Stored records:
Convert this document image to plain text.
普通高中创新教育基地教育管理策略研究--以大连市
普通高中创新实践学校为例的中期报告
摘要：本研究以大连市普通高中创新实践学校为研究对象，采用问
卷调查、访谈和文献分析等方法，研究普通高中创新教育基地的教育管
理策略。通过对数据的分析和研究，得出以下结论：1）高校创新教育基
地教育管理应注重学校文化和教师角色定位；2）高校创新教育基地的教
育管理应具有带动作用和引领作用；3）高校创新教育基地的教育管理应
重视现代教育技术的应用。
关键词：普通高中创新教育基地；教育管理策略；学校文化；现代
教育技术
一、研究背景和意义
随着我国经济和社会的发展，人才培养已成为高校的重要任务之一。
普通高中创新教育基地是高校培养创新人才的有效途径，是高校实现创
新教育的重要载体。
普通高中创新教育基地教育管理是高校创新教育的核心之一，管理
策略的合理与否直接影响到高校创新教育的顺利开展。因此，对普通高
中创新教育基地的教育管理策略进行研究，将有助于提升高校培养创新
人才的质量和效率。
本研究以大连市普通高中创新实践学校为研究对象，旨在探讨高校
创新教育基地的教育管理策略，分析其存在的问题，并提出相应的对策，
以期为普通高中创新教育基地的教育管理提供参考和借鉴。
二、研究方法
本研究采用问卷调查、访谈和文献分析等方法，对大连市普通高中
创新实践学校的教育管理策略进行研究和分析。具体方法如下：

Written request =>
Exactly reproduce every record.

Result of this task =>
Convert this document image to plain text.
普通高中创新教育基地教育管理策略研究--以大连市
普通高中创新实践学校为例的中期报告
摘要：本研究以大连市普通高中创新实践学校为研究对象，采用问
卷调查、访谈和文献分析等方法，研究普通高中创新教育基地的教育管
理策略。通过对数据的分析和研究，得出以下结论：1）高校创新教育基
地教育管理应注重学校文化和教师角色定位；2）高校创新教育基地的教
育管理应具有带动作用和引领作用；3）高校创新教育基地的教育管理应
重视现代教育技术的应用。
关键词：普通高中创新教育基地；教育管理策略；学校文化；现代
教育技术
一、研究背景和意义
随着我国经济和社会的发展，人才培养已成为高校的重要任务之一。
普通高中创新教育基地是高校培养创新人才的有效途径，是高校实现创
新教育的重要载体。
普通高中创新教育基地教育管理是高校创新教育的核心之一，管理
策略的合理与否直接影响到高校创新教育的顺利开展。因此，对普通高
中创新教育基地的教育管理策略进行研究，将有助于提升高校培养创新
人才的质量和效率。
本研究以大连市普通高中创新实践学校为研究对象，旨在探讨高校
创新教育基地的教育管理策略，分析其存在的问题，并提出相应的对策，
以期为普通高中创新教育基地的教育管理提供参考和借鉴。
二、研究方法
本研究采用问卷调查、访谈和文献分析等方法，对大连市普通高中
创新实践学校的教育管理策略进行研究和分析。具体方法如下：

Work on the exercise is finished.